**What you are asked to do:**
Rewrite only the entries between the lines holding "Patent image size: (1469, 982)." and "The triangular opening 32 is at (427, 522).", inclusive, changing "slit-like" to "slit-shaped" and leaving everything else unchanged.
........
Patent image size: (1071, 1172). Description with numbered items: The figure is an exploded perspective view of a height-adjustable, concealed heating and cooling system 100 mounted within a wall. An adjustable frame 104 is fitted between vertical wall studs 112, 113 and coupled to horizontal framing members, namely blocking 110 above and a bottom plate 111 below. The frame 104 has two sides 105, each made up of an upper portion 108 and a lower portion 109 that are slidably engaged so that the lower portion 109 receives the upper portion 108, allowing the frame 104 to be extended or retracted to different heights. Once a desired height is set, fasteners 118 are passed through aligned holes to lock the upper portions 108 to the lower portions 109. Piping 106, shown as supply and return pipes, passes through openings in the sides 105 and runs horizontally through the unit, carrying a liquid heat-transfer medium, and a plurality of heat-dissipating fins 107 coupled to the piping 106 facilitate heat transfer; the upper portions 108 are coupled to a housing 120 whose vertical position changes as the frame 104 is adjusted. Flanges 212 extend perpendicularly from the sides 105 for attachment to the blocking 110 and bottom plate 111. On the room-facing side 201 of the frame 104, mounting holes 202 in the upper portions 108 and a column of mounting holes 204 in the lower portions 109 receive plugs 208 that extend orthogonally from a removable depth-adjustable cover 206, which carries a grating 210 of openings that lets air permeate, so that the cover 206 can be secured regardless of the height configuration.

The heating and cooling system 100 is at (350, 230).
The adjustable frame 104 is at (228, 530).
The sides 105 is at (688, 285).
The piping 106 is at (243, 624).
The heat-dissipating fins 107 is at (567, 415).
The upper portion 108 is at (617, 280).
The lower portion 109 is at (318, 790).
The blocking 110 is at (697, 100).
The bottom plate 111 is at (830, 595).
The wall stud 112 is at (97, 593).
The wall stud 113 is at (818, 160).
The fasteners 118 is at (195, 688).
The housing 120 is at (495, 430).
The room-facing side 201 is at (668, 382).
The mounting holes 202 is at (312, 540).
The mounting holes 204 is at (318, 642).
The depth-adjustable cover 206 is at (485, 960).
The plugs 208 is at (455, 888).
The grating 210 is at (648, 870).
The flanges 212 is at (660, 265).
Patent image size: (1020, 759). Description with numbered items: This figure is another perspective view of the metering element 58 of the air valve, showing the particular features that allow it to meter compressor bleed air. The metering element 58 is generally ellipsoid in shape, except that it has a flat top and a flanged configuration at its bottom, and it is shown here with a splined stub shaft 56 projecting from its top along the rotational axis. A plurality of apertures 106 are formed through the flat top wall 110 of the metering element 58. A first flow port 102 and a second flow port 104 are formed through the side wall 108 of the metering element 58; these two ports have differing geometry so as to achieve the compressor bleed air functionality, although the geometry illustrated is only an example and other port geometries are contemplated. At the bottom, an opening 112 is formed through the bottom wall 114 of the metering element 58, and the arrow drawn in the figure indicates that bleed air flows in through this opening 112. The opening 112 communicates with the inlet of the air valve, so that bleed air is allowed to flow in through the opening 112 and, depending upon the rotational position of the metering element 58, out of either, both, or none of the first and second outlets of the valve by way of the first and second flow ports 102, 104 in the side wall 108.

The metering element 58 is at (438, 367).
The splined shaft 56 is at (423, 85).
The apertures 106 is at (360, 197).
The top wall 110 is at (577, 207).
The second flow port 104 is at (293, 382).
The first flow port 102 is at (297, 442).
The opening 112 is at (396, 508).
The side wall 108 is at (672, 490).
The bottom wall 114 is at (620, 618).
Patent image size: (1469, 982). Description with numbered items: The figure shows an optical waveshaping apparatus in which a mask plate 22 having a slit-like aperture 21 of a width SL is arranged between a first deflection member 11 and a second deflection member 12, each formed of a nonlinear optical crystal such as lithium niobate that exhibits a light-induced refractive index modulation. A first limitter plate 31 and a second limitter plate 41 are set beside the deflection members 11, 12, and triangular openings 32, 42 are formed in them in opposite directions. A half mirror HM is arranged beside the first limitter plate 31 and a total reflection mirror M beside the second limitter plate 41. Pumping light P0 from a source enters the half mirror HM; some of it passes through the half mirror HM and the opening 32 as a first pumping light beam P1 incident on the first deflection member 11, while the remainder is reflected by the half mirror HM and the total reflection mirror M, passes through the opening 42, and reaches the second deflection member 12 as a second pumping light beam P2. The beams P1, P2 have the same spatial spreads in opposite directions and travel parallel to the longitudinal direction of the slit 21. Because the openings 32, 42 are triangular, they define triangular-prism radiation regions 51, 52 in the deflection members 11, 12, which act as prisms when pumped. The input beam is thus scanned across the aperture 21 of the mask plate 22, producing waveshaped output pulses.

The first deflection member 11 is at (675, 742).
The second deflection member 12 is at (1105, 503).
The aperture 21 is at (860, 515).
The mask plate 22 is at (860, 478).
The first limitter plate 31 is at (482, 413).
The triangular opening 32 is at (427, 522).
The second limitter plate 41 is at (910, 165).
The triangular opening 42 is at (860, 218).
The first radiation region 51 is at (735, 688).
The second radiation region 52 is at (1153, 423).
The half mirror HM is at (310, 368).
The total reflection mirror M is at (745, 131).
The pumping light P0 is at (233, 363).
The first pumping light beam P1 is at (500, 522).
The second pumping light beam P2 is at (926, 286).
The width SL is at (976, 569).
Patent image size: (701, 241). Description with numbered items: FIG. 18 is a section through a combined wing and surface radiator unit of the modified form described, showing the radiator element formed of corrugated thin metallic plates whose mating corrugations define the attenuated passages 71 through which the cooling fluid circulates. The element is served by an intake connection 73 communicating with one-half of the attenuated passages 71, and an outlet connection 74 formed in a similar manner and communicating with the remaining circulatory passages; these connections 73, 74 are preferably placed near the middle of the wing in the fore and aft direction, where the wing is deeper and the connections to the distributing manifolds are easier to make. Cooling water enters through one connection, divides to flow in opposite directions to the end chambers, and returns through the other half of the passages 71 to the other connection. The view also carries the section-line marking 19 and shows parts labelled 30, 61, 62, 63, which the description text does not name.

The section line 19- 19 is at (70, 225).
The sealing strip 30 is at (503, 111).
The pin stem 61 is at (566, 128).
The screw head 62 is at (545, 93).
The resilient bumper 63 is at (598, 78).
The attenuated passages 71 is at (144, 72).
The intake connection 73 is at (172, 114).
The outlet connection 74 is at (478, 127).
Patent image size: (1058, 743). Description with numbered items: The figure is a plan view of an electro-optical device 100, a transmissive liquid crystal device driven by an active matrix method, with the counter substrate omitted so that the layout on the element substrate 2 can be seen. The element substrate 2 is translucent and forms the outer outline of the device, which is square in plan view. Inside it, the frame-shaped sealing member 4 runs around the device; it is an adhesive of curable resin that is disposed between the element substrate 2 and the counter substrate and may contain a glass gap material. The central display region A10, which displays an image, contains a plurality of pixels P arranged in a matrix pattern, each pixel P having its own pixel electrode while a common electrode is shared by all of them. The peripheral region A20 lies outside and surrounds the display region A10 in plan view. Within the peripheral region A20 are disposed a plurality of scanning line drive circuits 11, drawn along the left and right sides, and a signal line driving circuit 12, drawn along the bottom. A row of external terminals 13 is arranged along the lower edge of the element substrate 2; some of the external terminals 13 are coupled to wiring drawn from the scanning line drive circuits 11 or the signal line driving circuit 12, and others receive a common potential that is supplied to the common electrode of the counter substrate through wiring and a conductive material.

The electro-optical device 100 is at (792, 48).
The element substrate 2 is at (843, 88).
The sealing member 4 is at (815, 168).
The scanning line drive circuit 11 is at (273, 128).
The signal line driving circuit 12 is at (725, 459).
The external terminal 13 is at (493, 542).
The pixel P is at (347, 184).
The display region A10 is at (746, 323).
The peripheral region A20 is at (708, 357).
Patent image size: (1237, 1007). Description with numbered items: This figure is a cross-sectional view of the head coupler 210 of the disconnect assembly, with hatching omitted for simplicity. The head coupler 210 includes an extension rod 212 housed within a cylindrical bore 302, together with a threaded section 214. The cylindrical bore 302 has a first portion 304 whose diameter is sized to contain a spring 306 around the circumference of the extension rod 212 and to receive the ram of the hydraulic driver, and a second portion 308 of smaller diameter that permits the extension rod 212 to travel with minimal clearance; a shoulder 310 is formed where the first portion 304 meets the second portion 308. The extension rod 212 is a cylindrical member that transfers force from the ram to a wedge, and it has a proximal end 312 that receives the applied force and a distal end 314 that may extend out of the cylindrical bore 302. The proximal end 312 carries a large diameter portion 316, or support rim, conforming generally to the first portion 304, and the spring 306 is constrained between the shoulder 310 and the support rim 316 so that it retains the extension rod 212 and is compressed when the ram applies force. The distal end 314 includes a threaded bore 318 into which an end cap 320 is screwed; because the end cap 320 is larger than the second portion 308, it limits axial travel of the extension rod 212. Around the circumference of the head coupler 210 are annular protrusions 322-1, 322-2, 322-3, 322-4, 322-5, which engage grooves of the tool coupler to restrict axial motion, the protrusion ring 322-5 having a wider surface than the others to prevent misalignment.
........
**Finished answer:**
Patent image size: (1469, 982). Description with numbered items: The figure shows an optical waveshaping apparatus in which a mask plate 22 having a slit-shaped aperture 21 of a width SL is arranged between a first deflection member 11 and a second deflection member 12, each formed of a nonlinear optical crystal such as lithium niobate that exhibits a light-induced refractive index modulation. A first limitter plate 31 and a second limitter plate 41 are set beside the deflection members 11, 12, and triangular openings 32, 42 are formed in them in opposite directions. A half mirror HM is arranged beside the first limitter plate 31 and a total reflection mirror M beside the second limitter plate 41. Pumping light P0 from a source enters the half mirror HM; some of it passes through the half mirror HM and the opening 32 as a first pumping light beam P1 incident on the first deflection member 11, while the remainder is reflected by the half mirror HM and the total reflection mirror M, passes through the opening 42, and reaches the second deflection member 12 as a second pumping light beam P2. The beams P1, P2 have the same spatial spreads in opposite directions and travel parallel to the longitudinal direction of the slit 21. Because the openings 32, 42 are triangular, they define triangular-prism radiation regions 51, 52 in the deflection members 11, 12, which act as prisms when pumped. The input beam is thus scanned across the aperture 21 of the mask plate 22, producing waveshaped output pulses.

The first deflection member 11 is at (675, 742).
The second deflection member 12 is at (1105, 503).
The aperture 21 is at (860, 515).
The mask plate 22 is at (860, 478).
The first limitter plate 31 is at (482, 413).
The triangular opening 32 is at (427, 522).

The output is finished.